» WHAT THIS TASK INVOLVES: Make an exact copy of the lines below.

» DATA ROWS:
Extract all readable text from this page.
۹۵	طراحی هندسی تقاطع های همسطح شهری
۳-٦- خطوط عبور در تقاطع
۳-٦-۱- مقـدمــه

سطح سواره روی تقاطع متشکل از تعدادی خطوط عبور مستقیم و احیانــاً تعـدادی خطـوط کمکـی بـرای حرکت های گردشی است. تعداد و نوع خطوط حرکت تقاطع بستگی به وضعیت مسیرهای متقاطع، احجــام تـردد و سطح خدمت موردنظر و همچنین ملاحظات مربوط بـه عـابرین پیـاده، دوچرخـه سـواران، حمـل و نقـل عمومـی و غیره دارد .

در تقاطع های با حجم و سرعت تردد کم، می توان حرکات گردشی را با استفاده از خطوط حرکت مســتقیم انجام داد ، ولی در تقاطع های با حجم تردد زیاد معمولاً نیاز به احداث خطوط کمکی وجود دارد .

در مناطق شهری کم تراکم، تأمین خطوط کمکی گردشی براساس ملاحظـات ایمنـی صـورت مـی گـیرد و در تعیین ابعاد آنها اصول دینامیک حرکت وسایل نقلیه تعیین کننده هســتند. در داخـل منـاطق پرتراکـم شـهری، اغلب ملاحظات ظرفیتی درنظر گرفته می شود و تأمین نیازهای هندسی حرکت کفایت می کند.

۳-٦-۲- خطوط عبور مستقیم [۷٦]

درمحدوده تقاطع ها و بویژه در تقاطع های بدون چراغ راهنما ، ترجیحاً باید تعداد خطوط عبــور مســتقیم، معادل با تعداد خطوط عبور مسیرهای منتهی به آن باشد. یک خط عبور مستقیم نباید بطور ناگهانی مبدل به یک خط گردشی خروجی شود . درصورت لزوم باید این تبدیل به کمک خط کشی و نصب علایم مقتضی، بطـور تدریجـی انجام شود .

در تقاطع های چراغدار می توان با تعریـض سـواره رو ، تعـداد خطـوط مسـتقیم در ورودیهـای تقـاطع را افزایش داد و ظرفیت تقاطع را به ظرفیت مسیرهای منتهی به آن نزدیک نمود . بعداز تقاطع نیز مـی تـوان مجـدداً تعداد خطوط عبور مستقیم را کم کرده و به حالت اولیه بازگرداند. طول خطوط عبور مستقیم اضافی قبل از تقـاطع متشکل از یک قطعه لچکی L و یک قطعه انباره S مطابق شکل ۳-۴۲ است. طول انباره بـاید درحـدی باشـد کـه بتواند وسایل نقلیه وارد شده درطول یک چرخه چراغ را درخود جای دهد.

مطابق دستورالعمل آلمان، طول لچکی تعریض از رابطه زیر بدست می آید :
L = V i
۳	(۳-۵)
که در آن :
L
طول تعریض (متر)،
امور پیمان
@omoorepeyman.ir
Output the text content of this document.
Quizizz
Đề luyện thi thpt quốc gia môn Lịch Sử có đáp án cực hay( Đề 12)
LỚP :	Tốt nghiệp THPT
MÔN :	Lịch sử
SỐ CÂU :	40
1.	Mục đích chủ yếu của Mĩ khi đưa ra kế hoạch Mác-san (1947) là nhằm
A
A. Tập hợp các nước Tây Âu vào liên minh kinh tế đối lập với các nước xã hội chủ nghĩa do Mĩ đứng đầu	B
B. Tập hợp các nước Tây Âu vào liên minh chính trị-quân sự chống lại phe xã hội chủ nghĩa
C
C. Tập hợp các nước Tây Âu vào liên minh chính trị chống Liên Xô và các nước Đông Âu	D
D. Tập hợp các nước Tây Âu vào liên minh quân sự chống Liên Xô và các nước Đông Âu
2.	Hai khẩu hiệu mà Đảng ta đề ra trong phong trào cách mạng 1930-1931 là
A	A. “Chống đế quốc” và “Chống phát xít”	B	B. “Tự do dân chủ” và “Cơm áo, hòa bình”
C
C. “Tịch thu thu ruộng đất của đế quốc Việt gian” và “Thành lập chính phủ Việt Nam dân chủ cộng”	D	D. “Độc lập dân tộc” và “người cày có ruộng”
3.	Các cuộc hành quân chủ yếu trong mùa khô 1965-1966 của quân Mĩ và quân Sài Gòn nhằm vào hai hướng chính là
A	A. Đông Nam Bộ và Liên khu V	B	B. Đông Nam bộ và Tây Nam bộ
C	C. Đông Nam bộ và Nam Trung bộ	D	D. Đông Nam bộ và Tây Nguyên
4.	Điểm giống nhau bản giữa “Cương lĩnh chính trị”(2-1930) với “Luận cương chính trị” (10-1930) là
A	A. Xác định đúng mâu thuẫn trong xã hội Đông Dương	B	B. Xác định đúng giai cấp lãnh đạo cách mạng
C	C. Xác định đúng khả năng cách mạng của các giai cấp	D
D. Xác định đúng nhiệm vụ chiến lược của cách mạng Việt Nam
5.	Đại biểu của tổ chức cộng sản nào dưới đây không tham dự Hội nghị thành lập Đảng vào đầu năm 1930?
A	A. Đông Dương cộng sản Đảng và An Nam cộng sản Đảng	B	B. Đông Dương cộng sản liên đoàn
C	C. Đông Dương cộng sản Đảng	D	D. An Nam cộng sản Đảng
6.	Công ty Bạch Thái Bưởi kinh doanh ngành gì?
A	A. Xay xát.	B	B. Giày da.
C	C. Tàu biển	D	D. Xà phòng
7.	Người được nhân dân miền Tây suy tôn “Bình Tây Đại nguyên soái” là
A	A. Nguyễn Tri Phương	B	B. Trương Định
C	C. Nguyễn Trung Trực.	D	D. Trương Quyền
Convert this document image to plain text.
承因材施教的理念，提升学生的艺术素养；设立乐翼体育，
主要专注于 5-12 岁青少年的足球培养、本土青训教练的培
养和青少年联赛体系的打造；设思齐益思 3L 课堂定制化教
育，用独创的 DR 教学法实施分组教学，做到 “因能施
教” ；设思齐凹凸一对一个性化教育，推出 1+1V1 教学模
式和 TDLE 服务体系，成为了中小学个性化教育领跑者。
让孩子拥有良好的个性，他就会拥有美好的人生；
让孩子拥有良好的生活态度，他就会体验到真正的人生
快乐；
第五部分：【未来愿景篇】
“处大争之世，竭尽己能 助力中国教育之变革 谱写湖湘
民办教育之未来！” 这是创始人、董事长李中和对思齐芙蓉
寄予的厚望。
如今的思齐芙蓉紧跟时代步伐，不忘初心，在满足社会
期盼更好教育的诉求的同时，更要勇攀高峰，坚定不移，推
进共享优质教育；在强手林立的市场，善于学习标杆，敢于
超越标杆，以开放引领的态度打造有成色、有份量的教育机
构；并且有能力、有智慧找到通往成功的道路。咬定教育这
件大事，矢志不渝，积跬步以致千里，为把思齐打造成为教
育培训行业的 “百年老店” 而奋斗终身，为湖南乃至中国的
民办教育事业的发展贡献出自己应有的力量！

» RESPONSE TO THIS TASK:
Extract all readable text from this page.
۹۵	طراحی هندسی تقاطع های همسطح شهری
۳-٦- خطوط عبور در تقاطع
۳-٦-۱- مقـدمــه

سطح سواره روی تقاطع متشکل از تعدادی خطوط عبور مستقیم و احیانــاً تعـدادی خطـوط کمکـی بـرای حرکت های گردشی است. تعداد و نوع خطوط حرکت تقاطع بستگی به وضعیت مسیرهای متقاطع، احجــام تـردد و سطح خدمت موردنظر و همچنین ملاحظات مربوط بـه عـابرین پیـاده، دوچرخـه سـواران، حمـل و نقـل عمومـی و غیره دارد .

در تقاطع های با حجم و سرعت تردد کم، می توان حرکات گردشی را با استفاده از خطوط حرکت مســتقیم انجام داد ، ولی در تقاطع های با حجم تردد زیاد معمولاً نیاز به احداث خطوط کمکی وجود دارد .

در مناطق شهری کم تراکم، تأمین خطوط کمکی گردشی براساس ملاحظـات ایمنـی صـورت مـی گـیرد و در تعیین ابعاد آنها اصول دینامیک حرکت وسایل نقلیه تعیین کننده هســتند. در داخـل منـاطق پرتراکـم شـهری، اغلب ملاحظات ظرفیتی درنظر گرفته می شود و تأمین نیازهای هندسی حرکت کفایت می کند.

۳-٦-۲- خطوط عبور مستقیم [۷٦]

درمحدوده تقاطع ها و بویژه در تقاطع های بدون چراغ راهنما ، ترجیحاً باید تعداد خطوط عبــور مســتقیم، معادل با تعداد خطوط عبور مسیرهای منتهی به آن باشد. یک خط عبور مستقیم نباید بطور ناگهانی مبدل به یک خط گردشی خروجی شود . درصورت لزوم باید این تبدیل به کمک خط کشی و نصب علایم مقتضی، بطـور تدریجـی انجام شود .

در تقاطع های چراغدار می توان با تعریـض سـواره رو ، تعـداد خطـوط مسـتقیم در ورودیهـای تقـاطع را افزایش داد و ظرفیت تقاطع را به ظرفیت مسیرهای منتهی به آن نزدیک نمود . بعداز تقاطع نیز مـی تـوان مجـدداً تعداد خطوط عبور مستقیم را کم کرده و به حالت اولیه بازگرداند. طول خطوط عبور مستقیم اضافی قبل از تقـاطع متشکل از یک قطعه لچکی L و یک قطعه انباره S مطابق شکل ۳-۴۲ است. طول انباره بـاید درحـدی باشـد کـه بتواند وسایل نقلیه وارد شده درطول یک چرخه چراغ را درخود جای دهد.

مطابق دستورالعمل آلمان، طول لچکی تعریض از رابطه زیر بدست می آید :
L = V i
۳	(۳-۵)
که در آن :
L
طول تعریض (متر)،
امور پیمان
@omoorepeyman.ir
Output the text content of this document.
Quizizz
Đề luyện thi thpt quốc gia môn Lịch Sử có đáp án cực hay( Đề 12)
LỚP :	Tốt nghiệp THPT
MÔN :	Lịch sử
SỐ CÂU :	40
1.	Mục đích chủ yếu của Mĩ khi đưa ra kế hoạch Mác-san (1947) là nhằm
A
A. Tập hợp các nước Tây Âu vào liên minh kinh tế đối lập với các nước xã hội chủ nghĩa do Mĩ đứng đầu	B
B. Tập hợp các nước Tây Âu vào liên minh chính trị-quân sự chống lại phe xã hội chủ nghĩa
C
C. Tập hợp các nước Tây Âu vào liên minh chính trị chống Liên Xô và các nước Đông Âu	D
D. Tập hợp các nước Tây Âu vào liên minh quân sự chống Liên Xô và các nước Đông Âu
2.	Hai khẩu hiệu mà Đảng ta đề ra trong phong trào cách mạng 1930-1931 là
A	A. “Chống đế quốc” và “Chống phát xít”	B	B. “Tự do dân chủ” và “Cơm áo, hòa bình”
C
C. “Tịch thu thu ruộng đất của đế quốc Việt gian” và “Thành lập chính phủ Việt Nam dân chủ cộng”	D	D. “Độc lập dân tộc” và “người cày có ruộng”
3.	Các cuộc hành quân chủ yếu trong mùa khô 1965-1966 của quân Mĩ và quân Sài Gòn nhằm vào hai hướng chính là
A	A. Đông Nam Bộ và Liên khu V	B	B. Đông Nam bộ và Tây Nam bộ
C	C. Đông Nam bộ và Nam Trung bộ	D	D. Đông Nam bộ và Tây Nguyên
4.	Điểm giống nhau bản giữa “Cương lĩnh chính trị”(2-1930) với “Luận cương chính trị” (10-1930) là
A	A. Xác định đúng mâu thuẫn trong xã hội Đông Dương	B	B. Xác định đúng giai cấp lãnh đạo cách mạng
C	C. Xác định đúng khả năng cách mạng của các giai cấp	D
D. Xác định đúng nhiệm vụ chiến lược của cách mạng Việt Nam
5.	Đại biểu của tổ chức cộng sản nào dưới đây không tham dự Hội nghị thành lập Đảng vào đầu năm 1930?
A	A. Đông Dương cộng sản Đảng và An Nam cộng sản Đảng	B	B. Đông Dương cộng sản liên đoàn
C	C. Đông Dương cộng sản Đảng	D	D. An Nam cộng sản Đảng
6.	Công ty Bạch Thái Bưởi kinh doanh ngành gì?
A	A. Xay xát.	B	B. Giày da.
C	C. Tàu biển	D	D. Xà phòng
7.	Người được nhân dân miền Tây suy tôn “Bình Tây Đại nguyên soái” là
A	A. Nguyễn Tri Phương	B	B. Trương Định
C	C. Nguyễn Trung Trực.	D	D. Trương Quyền
Convert this document image to plain text.
承因材施教的理念，提升学生的艺术素养；设立乐翼体育，
主要专注于 5-12 岁青少年的足球培养、本土青训教练的培
养和青少年联赛体系的打造；设思齐益思 3L 课堂定制化教
育，用独创的 DR 教学法实施分组教学，做到 “因能施
教” ；设思齐凹凸一对一个性化教育，推出 1+1V1 教学模
式和 TDLE 服务体系，成为了中小学个性化教育领跑者。
让孩子拥有良好的个性，他就会拥有美好的人生；
让孩子拥有良好的生活态度，他就会体验到真正的人生
快乐；
第五部分：【未来愿景篇】
“处大争之世，竭尽己能 助力中国教育之变革 谱写湖湘
民办教育之未来！” 这是创始人、董事长李中和对思齐芙蓉
寄予的厚望。
如今的思齐芙蓉紧跟时代步伐，不忘初心，在满足社会
期盼更好教育的诉求的同时，更要勇攀高峰，坚定不移，推
进共享优质教育；在强手林立的市场，善于学习标杆，敢于
超越标杆，以开放引领的态度打造有成色、有份量的教育机
构；并且有能力、有智慧找到通往成功的道路。咬定教育这
件大事，矢志不渝，积跬步以致千里，为把思齐打造成为教
育培训行业的 “百年老店” 而奋斗终身，为湖南乃至中国的
民办教育事业的发展贡献出自己应有的力量！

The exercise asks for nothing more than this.